(Data entries)
====

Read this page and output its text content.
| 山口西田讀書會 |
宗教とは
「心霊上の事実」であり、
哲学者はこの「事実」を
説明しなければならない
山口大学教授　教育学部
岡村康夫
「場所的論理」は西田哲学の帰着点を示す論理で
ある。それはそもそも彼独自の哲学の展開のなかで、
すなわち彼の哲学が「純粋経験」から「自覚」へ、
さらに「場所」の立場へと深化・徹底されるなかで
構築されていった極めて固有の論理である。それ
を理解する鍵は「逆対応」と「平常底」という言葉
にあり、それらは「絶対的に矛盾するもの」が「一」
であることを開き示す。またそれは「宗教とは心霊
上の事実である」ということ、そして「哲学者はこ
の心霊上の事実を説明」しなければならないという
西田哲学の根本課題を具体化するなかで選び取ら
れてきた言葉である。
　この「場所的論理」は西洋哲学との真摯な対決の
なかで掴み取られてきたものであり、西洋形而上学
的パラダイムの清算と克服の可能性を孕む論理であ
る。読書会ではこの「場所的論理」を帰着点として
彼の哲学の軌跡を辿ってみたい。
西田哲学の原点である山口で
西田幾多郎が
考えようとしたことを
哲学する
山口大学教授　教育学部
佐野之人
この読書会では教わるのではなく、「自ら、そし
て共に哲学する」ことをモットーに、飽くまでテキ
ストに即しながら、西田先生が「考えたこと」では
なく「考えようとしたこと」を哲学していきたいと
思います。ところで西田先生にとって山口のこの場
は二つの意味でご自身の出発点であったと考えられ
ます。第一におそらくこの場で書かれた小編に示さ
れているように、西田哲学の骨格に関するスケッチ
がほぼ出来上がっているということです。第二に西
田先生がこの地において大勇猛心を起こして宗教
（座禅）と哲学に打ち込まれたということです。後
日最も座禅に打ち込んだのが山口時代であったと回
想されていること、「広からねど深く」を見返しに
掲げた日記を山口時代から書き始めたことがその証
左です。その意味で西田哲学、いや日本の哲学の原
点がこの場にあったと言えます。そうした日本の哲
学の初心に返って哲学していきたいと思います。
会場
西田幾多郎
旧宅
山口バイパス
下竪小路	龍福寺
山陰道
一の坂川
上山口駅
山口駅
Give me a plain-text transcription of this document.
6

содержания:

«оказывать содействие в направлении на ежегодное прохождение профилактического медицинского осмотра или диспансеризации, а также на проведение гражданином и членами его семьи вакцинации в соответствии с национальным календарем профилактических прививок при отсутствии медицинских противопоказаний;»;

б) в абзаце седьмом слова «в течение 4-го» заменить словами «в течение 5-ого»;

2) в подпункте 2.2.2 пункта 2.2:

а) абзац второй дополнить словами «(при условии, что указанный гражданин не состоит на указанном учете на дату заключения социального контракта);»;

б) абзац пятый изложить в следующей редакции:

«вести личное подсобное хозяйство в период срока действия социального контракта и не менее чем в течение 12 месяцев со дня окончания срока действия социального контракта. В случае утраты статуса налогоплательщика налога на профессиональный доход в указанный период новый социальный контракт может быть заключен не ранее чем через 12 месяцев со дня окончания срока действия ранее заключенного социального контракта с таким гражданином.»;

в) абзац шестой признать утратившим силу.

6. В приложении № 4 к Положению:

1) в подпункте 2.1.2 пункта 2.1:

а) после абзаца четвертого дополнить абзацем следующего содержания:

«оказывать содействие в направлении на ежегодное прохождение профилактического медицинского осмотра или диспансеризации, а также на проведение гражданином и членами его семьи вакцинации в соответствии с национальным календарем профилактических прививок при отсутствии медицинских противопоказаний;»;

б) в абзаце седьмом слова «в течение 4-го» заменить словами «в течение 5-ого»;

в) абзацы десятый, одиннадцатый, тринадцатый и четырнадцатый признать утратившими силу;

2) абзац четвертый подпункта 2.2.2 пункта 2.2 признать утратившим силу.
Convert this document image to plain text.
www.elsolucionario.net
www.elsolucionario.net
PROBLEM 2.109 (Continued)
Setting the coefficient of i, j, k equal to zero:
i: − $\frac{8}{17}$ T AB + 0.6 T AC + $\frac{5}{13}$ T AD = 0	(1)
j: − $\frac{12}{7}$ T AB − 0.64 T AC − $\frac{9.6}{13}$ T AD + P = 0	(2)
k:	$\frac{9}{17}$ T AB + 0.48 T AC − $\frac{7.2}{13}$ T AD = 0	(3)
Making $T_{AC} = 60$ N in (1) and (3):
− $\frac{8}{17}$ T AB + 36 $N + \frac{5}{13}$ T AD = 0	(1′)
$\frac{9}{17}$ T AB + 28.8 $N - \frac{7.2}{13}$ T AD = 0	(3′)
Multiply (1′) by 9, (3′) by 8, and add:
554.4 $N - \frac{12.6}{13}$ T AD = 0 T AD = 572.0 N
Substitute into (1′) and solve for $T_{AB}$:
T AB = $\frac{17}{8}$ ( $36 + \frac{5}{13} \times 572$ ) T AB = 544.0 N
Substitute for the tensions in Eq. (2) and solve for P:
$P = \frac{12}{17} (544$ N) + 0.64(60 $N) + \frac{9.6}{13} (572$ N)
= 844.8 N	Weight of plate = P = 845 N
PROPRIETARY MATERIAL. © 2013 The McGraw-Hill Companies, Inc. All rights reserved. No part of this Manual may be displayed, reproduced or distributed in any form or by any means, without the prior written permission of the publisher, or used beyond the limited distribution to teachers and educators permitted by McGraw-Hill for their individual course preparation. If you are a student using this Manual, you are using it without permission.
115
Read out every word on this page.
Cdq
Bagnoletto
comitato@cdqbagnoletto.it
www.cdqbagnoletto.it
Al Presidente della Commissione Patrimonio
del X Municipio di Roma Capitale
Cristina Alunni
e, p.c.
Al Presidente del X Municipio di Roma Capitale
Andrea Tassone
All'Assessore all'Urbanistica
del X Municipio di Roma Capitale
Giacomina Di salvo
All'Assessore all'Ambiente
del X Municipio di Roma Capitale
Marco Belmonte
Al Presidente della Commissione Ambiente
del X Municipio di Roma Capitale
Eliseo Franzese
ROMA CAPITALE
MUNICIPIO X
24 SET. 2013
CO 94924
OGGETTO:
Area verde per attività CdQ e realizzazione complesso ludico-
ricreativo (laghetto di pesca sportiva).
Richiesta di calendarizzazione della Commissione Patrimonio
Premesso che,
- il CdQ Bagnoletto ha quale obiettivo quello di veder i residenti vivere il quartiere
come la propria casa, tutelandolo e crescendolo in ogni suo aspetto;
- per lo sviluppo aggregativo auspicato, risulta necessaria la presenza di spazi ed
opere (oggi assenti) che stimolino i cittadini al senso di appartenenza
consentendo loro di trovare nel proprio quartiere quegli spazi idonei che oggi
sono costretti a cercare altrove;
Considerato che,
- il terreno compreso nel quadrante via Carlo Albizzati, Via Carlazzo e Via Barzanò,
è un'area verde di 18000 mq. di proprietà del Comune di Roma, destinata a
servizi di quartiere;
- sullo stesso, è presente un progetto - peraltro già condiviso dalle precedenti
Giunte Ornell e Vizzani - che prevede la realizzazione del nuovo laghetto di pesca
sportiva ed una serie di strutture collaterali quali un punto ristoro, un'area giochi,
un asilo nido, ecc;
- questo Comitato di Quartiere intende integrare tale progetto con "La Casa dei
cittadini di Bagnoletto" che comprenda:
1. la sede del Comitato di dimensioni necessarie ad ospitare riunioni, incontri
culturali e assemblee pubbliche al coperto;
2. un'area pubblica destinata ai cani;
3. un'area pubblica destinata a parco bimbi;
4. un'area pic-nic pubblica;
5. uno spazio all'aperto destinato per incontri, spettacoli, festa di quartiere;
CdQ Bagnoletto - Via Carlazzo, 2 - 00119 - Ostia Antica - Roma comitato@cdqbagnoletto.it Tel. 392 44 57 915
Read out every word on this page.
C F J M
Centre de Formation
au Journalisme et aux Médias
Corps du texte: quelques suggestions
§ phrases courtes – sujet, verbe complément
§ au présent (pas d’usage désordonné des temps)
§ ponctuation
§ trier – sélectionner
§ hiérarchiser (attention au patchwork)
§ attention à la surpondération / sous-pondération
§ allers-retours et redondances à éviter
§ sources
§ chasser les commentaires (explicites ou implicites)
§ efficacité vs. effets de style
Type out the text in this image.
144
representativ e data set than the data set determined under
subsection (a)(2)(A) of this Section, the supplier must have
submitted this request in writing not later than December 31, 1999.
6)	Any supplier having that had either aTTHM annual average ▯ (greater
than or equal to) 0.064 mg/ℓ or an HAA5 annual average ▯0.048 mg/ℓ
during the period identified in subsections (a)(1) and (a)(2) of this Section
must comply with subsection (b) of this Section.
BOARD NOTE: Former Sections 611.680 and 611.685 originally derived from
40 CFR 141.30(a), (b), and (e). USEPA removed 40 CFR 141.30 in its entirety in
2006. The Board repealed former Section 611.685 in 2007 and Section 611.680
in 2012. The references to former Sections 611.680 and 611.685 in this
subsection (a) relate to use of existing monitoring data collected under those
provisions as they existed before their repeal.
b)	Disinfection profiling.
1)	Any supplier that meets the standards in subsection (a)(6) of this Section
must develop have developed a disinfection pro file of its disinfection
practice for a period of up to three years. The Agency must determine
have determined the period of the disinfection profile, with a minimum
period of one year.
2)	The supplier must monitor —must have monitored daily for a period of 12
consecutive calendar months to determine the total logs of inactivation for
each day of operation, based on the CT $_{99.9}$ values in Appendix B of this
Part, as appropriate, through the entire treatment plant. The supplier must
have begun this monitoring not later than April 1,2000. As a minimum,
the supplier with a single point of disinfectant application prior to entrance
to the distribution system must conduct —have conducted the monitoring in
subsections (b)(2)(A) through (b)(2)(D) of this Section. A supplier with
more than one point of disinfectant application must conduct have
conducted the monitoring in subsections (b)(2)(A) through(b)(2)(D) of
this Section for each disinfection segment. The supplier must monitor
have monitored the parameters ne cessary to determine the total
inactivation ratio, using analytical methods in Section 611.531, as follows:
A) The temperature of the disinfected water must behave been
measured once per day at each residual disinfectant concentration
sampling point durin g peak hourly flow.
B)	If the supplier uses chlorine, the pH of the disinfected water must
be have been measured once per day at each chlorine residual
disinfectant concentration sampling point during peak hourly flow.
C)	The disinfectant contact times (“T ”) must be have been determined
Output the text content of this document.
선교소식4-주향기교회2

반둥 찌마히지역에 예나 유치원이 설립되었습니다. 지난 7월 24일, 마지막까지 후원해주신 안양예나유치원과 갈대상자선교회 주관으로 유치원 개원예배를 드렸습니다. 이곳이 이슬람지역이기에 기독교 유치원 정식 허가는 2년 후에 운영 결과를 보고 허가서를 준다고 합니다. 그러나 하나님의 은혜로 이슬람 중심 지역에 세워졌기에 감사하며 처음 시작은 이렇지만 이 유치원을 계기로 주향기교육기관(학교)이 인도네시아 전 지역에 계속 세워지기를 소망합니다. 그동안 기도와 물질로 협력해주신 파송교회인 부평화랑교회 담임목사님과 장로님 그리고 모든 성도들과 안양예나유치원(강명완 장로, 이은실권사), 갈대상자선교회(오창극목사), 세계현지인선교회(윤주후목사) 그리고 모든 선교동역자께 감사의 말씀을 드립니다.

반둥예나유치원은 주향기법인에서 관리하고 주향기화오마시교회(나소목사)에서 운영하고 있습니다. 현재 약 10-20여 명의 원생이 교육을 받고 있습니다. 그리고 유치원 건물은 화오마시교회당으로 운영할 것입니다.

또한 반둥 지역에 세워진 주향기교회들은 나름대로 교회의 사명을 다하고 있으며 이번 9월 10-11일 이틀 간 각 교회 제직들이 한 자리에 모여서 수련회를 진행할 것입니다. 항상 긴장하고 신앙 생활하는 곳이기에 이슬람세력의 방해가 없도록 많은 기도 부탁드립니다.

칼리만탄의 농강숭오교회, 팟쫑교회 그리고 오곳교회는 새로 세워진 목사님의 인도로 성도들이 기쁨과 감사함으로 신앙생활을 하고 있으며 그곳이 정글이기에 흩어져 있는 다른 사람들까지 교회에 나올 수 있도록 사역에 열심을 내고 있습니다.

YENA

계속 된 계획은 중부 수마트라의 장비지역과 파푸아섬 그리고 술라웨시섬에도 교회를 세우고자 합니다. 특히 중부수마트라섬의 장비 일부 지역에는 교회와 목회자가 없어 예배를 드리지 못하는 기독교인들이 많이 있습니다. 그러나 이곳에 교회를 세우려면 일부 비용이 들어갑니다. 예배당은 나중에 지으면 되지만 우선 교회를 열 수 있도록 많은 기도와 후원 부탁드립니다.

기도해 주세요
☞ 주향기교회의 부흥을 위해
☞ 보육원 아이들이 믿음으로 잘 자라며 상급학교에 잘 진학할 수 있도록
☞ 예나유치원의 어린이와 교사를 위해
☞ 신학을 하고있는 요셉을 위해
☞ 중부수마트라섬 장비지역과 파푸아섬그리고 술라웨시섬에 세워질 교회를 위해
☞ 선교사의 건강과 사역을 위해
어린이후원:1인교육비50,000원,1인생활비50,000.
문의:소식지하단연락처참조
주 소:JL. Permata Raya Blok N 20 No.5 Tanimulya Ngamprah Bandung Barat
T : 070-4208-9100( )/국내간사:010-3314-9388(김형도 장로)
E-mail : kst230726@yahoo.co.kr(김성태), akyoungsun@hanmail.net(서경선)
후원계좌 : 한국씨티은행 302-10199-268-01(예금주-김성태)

====

DESCRIPTION OF THE TASK ::
Check each line of the data above for the word "della" and say how many lines have it. Give the number alone.

THE COMPLETED TASK ::
3